> _Aim_
Find and return each line containing "gian".

> _Records supplied_
start
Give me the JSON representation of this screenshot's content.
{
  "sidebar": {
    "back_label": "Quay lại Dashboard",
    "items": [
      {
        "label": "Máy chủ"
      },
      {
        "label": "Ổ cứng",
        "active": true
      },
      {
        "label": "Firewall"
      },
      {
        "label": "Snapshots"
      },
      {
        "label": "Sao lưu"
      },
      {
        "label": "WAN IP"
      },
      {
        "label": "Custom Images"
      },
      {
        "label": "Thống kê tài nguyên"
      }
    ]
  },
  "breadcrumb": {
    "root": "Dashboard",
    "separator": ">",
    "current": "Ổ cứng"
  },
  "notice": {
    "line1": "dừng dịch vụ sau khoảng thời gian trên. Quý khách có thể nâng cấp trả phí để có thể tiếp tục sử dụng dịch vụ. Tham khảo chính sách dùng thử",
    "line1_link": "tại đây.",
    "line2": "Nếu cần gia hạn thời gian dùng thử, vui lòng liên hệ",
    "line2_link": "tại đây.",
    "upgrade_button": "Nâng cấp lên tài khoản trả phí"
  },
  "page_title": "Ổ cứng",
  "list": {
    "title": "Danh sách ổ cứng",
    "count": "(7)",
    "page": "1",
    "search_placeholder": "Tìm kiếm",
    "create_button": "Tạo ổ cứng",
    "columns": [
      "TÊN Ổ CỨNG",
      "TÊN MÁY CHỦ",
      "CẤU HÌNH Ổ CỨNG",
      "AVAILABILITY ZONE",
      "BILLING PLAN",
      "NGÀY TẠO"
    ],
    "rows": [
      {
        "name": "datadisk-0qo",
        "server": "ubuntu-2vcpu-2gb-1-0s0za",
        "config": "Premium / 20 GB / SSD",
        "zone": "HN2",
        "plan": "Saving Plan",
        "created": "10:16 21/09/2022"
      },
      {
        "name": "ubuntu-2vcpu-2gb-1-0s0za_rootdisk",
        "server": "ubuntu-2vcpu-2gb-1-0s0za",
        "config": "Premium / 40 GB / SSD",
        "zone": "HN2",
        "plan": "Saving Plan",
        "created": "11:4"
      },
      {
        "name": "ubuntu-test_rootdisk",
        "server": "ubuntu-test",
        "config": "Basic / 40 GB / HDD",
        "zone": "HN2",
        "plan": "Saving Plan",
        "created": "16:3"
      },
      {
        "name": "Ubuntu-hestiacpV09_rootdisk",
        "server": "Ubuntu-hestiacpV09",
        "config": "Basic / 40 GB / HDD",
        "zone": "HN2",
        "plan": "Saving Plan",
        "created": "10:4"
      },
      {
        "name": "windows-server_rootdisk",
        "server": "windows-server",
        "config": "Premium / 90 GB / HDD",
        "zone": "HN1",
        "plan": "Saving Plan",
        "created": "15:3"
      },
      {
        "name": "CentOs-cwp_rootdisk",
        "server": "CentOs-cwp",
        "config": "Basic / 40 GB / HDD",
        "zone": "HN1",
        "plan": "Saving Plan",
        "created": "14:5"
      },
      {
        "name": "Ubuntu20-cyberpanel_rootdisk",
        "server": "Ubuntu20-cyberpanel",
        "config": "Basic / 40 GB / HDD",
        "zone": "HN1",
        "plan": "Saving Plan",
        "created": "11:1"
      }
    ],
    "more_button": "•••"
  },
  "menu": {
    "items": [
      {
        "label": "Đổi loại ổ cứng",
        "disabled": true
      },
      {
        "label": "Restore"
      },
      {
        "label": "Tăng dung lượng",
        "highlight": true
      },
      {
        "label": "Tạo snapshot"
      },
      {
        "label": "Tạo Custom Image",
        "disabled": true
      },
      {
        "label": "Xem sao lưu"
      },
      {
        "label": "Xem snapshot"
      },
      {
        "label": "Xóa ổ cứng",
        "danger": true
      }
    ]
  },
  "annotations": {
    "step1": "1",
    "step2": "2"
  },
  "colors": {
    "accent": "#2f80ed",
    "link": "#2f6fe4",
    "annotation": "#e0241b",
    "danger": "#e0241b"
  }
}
end
> _Written reply_
    "line1": "dừng dịch vụ sau khoảng thời gian trên. Quý khách có thể nâng cấp trả phí để có thể tiếp tục sử dụng dịch vụ. Tham khảo chính sách dùng thử",
    "line2": "Nếu cần gia hạn thời gian dùng thử, vui lòng liên hệ",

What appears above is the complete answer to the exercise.